> _CHALLENGES_:
1 – List each wall of the blank that the carton blank text describes, along with its reference number.
2 – In the carton blank text, change "glue flap" to "sealing flap" wherever it occurs, and give the passage starting at "A front wall" and ending at "an adhesive 62.".

> _PROVIDED TEXT_:
▬▬▬▬▬▬▬▬▬▬

With reference to FIGS. 1 and 2, blank 14, for forming container 10, includes a first or base wall 16. It is apparent from the drawings that base wall 16 will form a lower wall of the completed container 10. It should be noted that relative terms, such as “lower”, “rear”, “front”, “downwardly”, etc., are used herein for the sake of clarity in describing the present invention with respect to the drawing Figures. Of course, if the container is held in a different position than the one illustrated, the “downward” direction may becom upward or any other direction.
A first closure flap 18 is foldably attached to base wall 16 along a first fold line or edge 20 thereof. A second closure flap 22 is foldably attached to base wall 16 along a third fold line or edge 24 thereof. First edge 20 is located opposite from third edge 24. A rear wall 26 is foldably attached to base wall 16 along a second fold line or edge 28 of base wall 16. At one end, second edge 28 is disposed adjacent to first edge 20. At an opposite second end, second edge 28 is disposed adjacent to third edge 24. A first tab 30 is foldably attached to rear wall 26 at a first fold line or edge 32 thereof. A second tab 34 is foldably attached to rear wall 26 at a second fold line or edge 36 thereof. First edge 32 is disposed opposite to second edge 36, as illustrated in FIGS. 1 and 2. A top wall 38 is foldably attached to rear wall 26 along a third edge or fold line 40 of rear wall 26. Fold line 40 is interrupted by a pair of score lines 42, which when the container is assembled forms a pair of vents for the container and also provides a support surface by which the container may be guided when being handled by machinery during transport from one location to another location.
A front wall 44 is foldably attached to top wall 38 along a first fold line or edge 46 of top wall 38. Fold line 46, like fold line 40, is interrupted by a pair of score lines 48, which provide the assembled container with another pair of vents and guides for assisting in guiding the container when being handled by machinery. Like rear wall 26, front wall 44 also includes a first tab 50 and a second tab 52. First tab 50 is foldably attached to front wall 44 at a first fold line or edge 54 thereof. Second tab 52 is foldably attached to front wall 44 at a second fold line or edge 56 thereof.
A glue flap 58 is foldably attached to base wall 16 along a fourth edge or fold line 60 thereof. As illustrated in FIG. 2, glue flap 58 is folded about fold line 60 thereby revealing that one side of glue flap 58 is provided with an adhesive 62.

▬▬▬▬▬▬▬▬▬▬

> _MATERIAL PROVIDED_:
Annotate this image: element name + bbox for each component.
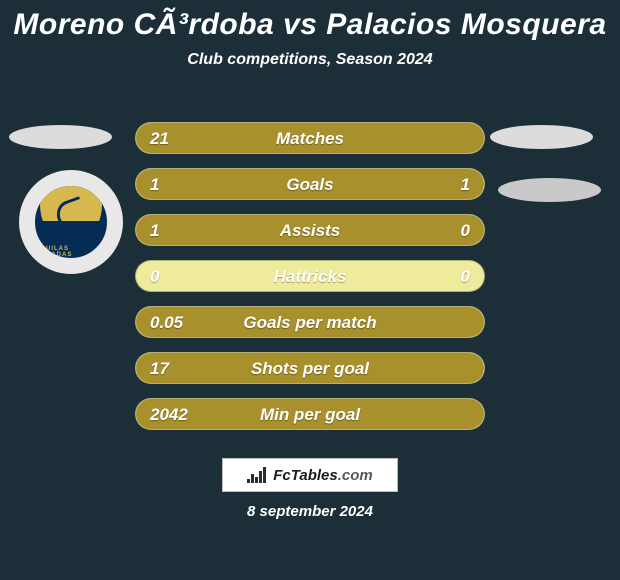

▬▬▬▬▬▬▬▬▬▬

> _SET OF ANSWERS_:
1 – Base wall 16, rear wall 26, top wall 38, front wall 44

2 –
A front wall 44 is foldably attached to top wall 38 along a first fold line or edge 46 of top wall 38. Fold line 46, like fold line 40, is interrupted by a pair of score lines 48, which provide the assembled container with another pair of vents and guides for assisting in guiding the container when being handled by machinery. Like rear wall 26, front wall 44 also includes a first tab 50 and a second tab 52. First tab 50 is foldably attached to front wall 44 at a first fold line or edge 54 thereof. Second tab 52 is foldably attached to front wall 44 at a second fold line or edge 56 thereof.
A sealing flap 58 is foldably attached to base wall 16 along a fourth edge or fold line 60 thereof. As illustrated in FIG. 2, sealing flap 58 is folded about fold line 60 thereby revealing that one side of sealing flap 58 is provided with an adhesive 62.